▶ **What to do**:
Copy out the records precisely, omitting pictures.

(Entries from a visual dataset)
Start

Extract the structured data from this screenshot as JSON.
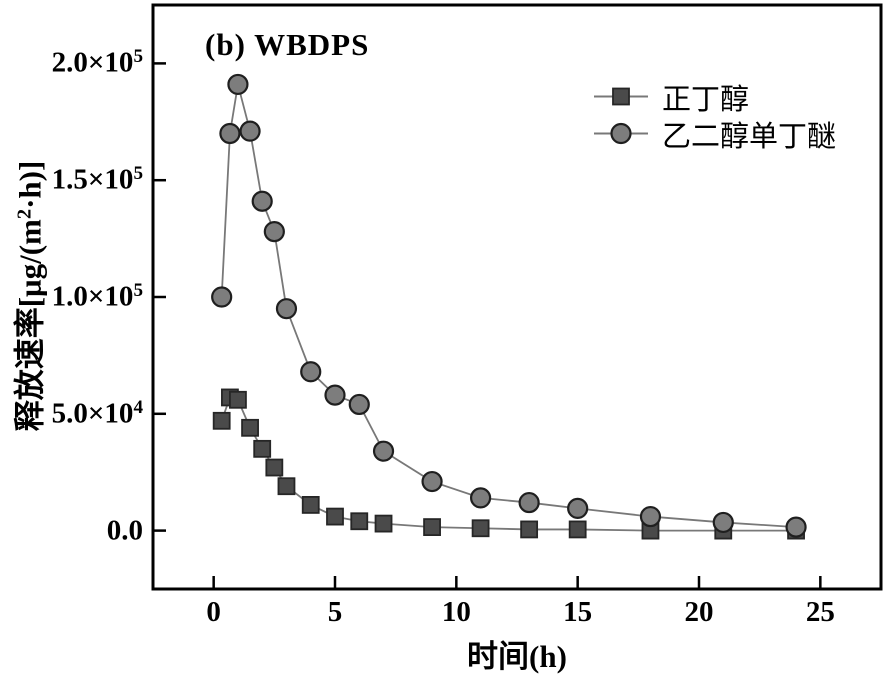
{
  "chart_data": {
    "type": "line",
    "title": "(b) WBDPS",
    "xlabel": "时间(h)",
    "ylabel": "释放速率[μg/(m^2·h)]",
    "xlim": [
      -2.5,
      27.5
    ],
    "ylim": [
      -25000,
      225000
    ],
    "grid": false,
    "legend_position": "upper-right-inside",
    "x_ticks": [
      {
        "v": 0,
        "label": "0"
      },
      {
        "v": 5,
        "label": "5"
      },
      {
        "v": 10,
        "label": "10"
      },
      {
        "v": 15,
        "label": "15"
      },
      {
        "v": 20,
        "label": "20"
      },
      {
        "v": 25,
        "label": "25"
      }
    ],
    "y_ticks": [
      {
        "v": 0,
        "label": "0.0"
      },
      {
        "v": 50000,
        "label": "5.0×10^4"
      },
      {
        "v": 100000,
        "label": "1.0×10^5"
      },
      {
        "v": 150000,
        "label": "1.5×10^5"
      },
      {
        "v": 200000,
        "label": "2.0×10^5"
      }
    ],
    "x": [
      0.33,
      0.67,
      1,
      1.5,
      2,
      2.5,
      3,
      4,
      5,
      6,
      7,
      9,
      11,
      13,
      15,
      18,
      21,
      24
    ],
    "series": [
      {
        "name": "正丁醇",
        "marker": "square",
        "marker_fill": "#4a4a4a",
        "marker_edge": "#262626",
        "line_color": "#787878",
        "values": [
          47000,
          57000,
          56000,
          44000,
          35000,
          27000,
          19000,
          11000,
          6000,
          4000,
          3000,
          1500,
          1000,
          500,
          500,
          0,
          0,
          0
        ]
      },
      {
        "name": "乙二醇单丁醚",
        "marker": "circle",
        "marker_fill": "#7d7d7d",
        "marker_edge": "#1f1f1f",
        "line_color": "#787878",
        "values": [
          100000,
          170000,
          191000,
          171000,
          141000,
          128000,
          95000,
          68000,
          58000,
          54000,
          34000,
          21000,
          14000,
          12000,
          9500,
          6000,
          3500,
          1500
        ]
      }
    ],
    "frame_color": "#000000",
    "background_color": "#ffffff"
  }
}
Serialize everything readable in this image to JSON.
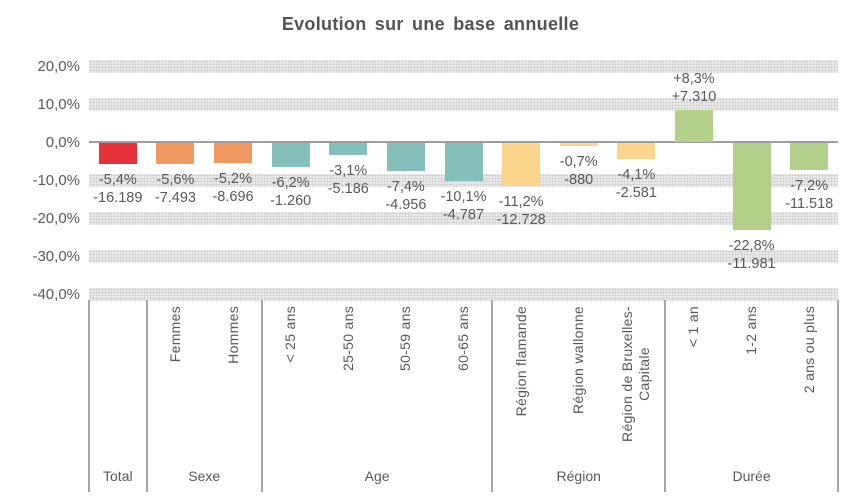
{
  "title": "Evolution sur une base annuelle",
  "colors": {
    "total": "#E7313A",
    "sexe": "#F0985F",
    "age": "#84BFBC",
    "region": "#FBD58B",
    "duree": "#B2D089",
    "text": "#595959",
    "grid_band": "#E0E0E0",
    "axis_line": "#9E9E9E"
  },
  "chart_data": {
    "type": "bar",
    "title": "Evolution sur une base annuelle",
    "xlabel": "",
    "ylabel": "",
    "ylim": [
      -40,
      20
    ],
    "grid": "horizontal-bands",
    "legend": "none",
    "yticks": [
      {
        "value": 20,
        "label": "20,0%"
      },
      {
        "value": 10,
        "label": "10,0%"
      },
      {
        "value": 0,
        "label": "0,0%"
      },
      {
        "value": -10,
        "label": "-10,0%"
      },
      {
        "value": -20,
        "label": "-20,0%"
      },
      {
        "value": -30,
        "label": "-30,0%"
      },
      {
        "value": -40,
        "label": "-40,0%"
      }
    ],
    "groups": [
      {
        "label": "Total",
        "color": "#E7313A",
        "bars": [
          {
            "category": "",
            "value_pct": -5.4,
            "label_pct": "-5,4%",
            "label_abs": "-16.189"
          }
        ]
      },
      {
        "label": "Sexe",
        "color": "#F0985F",
        "bars": [
          {
            "category": "Femmes",
            "value_pct": -5.6,
            "label_pct": "-5,6%",
            "label_abs": "-7.493"
          },
          {
            "category": "Hommes",
            "value_pct": -5.2,
            "label_pct": "-5,2%",
            "label_abs": "-8.696"
          }
        ]
      },
      {
        "label": "Age",
        "color": "#84BFBC",
        "bars": [
          {
            "category": "< 25 ans",
            "value_pct": -6.2,
            "label_pct": "-6,2%",
            "label_abs": "-1.260"
          },
          {
            "category": "25-50 ans",
            "value_pct": -3.1,
            "label_pct": "-3,1%",
            "label_abs": "-5.186"
          },
          {
            "category": "50-59 ans",
            "value_pct": -7.4,
            "label_pct": "-7,4%",
            "label_abs": "-4.956"
          },
          {
            "category": "60-65 ans",
            "value_pct": -10.1,
            "label_pct": "-10,1%",
            "label_abs": "-4.787"
          }
        ]
      },
      {
        "label": "Région",
        "color": "#FBD58B",
        "bars": [
          {
            "category": "Région flamande",
            "value_pct": -11.2,
            "label_pct": "-11,2%",
            "label_abs": "-12.728"
          },
          {
            "category": "Région wallonne",
            "value_pct": -0.7,
            "label_pct": "-0,7%",
            "label_abs": "-880"
          },
          {
            "category": "Région de Bruxelles-Capitale",
            "category_lines": [
              "Région de Bruxelles-",
              "Capitale"
            ],
            "value_pct": -4.1,
            "label_pct": "-4,1%",
            "label_abs": "-2.581"
          }
        ]
      },
      {
        "label": "Durée",
        "color": "#B2D089",
        "bars": [
          {
            "category": "< 1 an",
            "value_pct": 8.3,
            "label_pct": "+8,3%",
            "label_abs": "+7.310"
          },
          {
            "category": "1-2 ans",
            "value_pct": -22.8,
            "label_pct": "-22,8%",
            "label_abs": "-11.981"
          },
          {
            "category": "2 ans ou plus",
            "value_pct": -7.2,
            "label_pct": "-7,2%",
            "label_abs": "-11.518"
          }
        ]
      }
    ]
  }
}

End

▶ **Answer to this exercise**:
Extract the structured data from this screenshot as JSON.
{
  "chart_data": {
    "type": "line",
    "title": "(b) WBDPS",
    "xlabel": "时间(h)",
    "ylabel": "释放速率[μg/(m^2·h)]",
    "xlim": [
      -2.5,
      27.5
    ],
    "ylim": [
      -25000,
      225000
    ],
    "grid": false,
    "legend_position": "upper-right-inside",
    "x_ticks": [
      {
        "v": 0,
        "label": "0"
      },
      {
        "v": 5,
        "label": "5"
      },
      {
        "v": 10,
        "label": "10"
      },
      {
        "v": 15,
        "label": "15"
      },
      {
        "v": 20,
        "label": "20"
      },
      {
        "v": 25,
        "label": "25"
      }
    ],
    "y_ticks": [
      {
        "v": 0,
        "label": "0.0"
      },
      {
        "v": 50000,
        "label": "5.0×10^4"
      },
      {
        "v": 100000,
        "label": "1.0×10^5"
      },
      {
        "v": 150000,
        "label": "1.5×10^5"
      },
      {
        "v": 200000,
        "label": "2.0×10^5"
      }
    ],
    "x": [
      0.33,
      0.67,
      1,
      1.5,
      2,
      2.5,
      3,
      4,
      5,
      6,
      7,
      9,
      11,
      13,
      15,
      18,
      21,
      24
    ],
    "series": [
      {
        "name": "正丁醇",
        "marker": "square",
        "marker_fill": "#4a4a4a",
        "marker_edge": "#262626",
        "line_color": "#787878",
        "values": [
          47000,
          57000,
          56000,
          44000,
          35000,
          27000,
          19000,
          11000,
          6000,
          4000,
          3000,
          1500,
          1000,
          500,
          500,
          0,
          0,
          0
        ]
      },
      {
        "name": "乙二醇单丁醚",
        "marker": "circle",
        "marker_fill": "#7d7d7d",
        "marker_edge": "#1f1f1f",
        "line_color": "#787878",
        "values": [
          100000,
          170000,
          191000,
          171000,
          141000,
          128000,
          95000,
          68000,
          58000,
          54000,
          34000,
          21000,
          14000,
          12000,
          9500,
          6000,
          3500,
          1500
        ]
      }
    ],
    "frame_color": "#000000",
    "background_color": "#ffffff"
  }
}
Serialize everything readable in this image to JSON.
{
  "title": "Evolution sur une base annuelle",
  "colors": {
    "total": "#E7313A",
    "sexe": "#F0985F",
    "age": "#84BFBC",
    "region": "#FBD58B",
    "duree": "#B2D089",
    "text": "#595959",
    "grid_band": "#E0E0E0",
    "axis_line": "#9E9E9E"
  },
  "chart_data": {
    "type": "bar",
    "title": "Evolution sur une base annuelle",
    "xlabel": "",
    "ylabel": "",
    "ylim": [
      -40,
      20
    ],
    "grid": "horizontal-bands",
    "legend": "none",
    "yticks": [
      {
        "value": 20,
        "label": "20,0%"
      },
      {
        "value": 10,
        "label": "10,0%"
      },
      {
        "value": 0,
        "label": "0,0%"
      },
      {
        "value": -10,
        "label": "-10,0%"
      },
      {
        "value": -20,
        "label": "-20,0%"
      },
      {
        "value": -30,
        "label": "-30,0%"
      },
      {
        "value": -40,
        "label": "-40,0%"
      }
    ],
    "groups": [
      {
        "label": "Total",
        "color": "#E7313A",
        "bars": [
          {
            "category": "",
            "value_pct": -5.4,
            "label_pct": "-5,4%",
            "label_abs": "-16.189"
          }
        ]
      },
      {
        "label": "Sexe",
        "color": "#F0985F",
        "bars": [
          {
            "category": "Femmes",
            "value_pct": -5.6,
            "label_pct": "-5,6%",
            "label_abs": "-7.493"
          },
          {
            "category": "Hommes",
            "value_pct": -5.2,
            "label_pct": "-5,2%",
            "label_abs": "-8.696"
          }
        ]
      },
      {
        "label": "Age",
        "color": "#84BFBC",
        "bars": [
          {
            "category": "< 25 ans",
            "value_pct": -6.2,
            "label_pct": "-6,2%",
            "label_abs": "-1.260"
          },
          {
            "category": "25-50 ans",
            "value_pct": -3.1,
            "label_pct": "-3,1%",
            "label_abs": "-5.186"
          },
          {
            "category": "50-59 ans",
            "value_pct": -7.4,
            "label_pct": "-7,4%",
            "label_abs": "-4.956"
          },
          {
            "category": "60-65 ans",
            "value_pct": -10.1,
            "label_pct": "-10,1%",
            "label_abs": "-4.787"
          }
        ]
      },
      {
        "label": "Région",
        "color": "#FBD58B",
        "bars": [
          {
            "category": "Région flamande",
            "value_pct": -11.2,
            "label_pct": "-11,2%",
            "label_abs": "-12.728"
          },
          {
            "category": "Région wallonne",
            "value_pct": -0.7,
            "label_pct": "-0,7%",
            "label_abs": "-880"
          },
          {
            "category": "Région de Bruxelles-Capitale",
            "category_lines": [
              "Région de Bruxelles-",
              "Capitale"
            ],
            "value_pct": -4.1,
            "label_pct": "-4,1%",
            "label_abs": "-2.581"
          }
        ]
      },
      {
        "label": "Durée",
        "color": "#B2D089",
        "bars": [
          {
            "category": "< 1 an",
            "value_pct": 8.3,
            "label_pct": "+8,3%",
            "label_abs": "+7.310"
          },
          {
            "category": "1-2 ans",
            "value_pct": -22.8,
            "label_pct": "-22,8%",
            "label_abs": "-11.981"
          },
          {
            "category": "2 ans ou plus",
            "value_pct": -7.2,
            "label_pct": "-7,2%",
            "label_abs": "-11.518"
          }
        ]
      }
    ]
  }
}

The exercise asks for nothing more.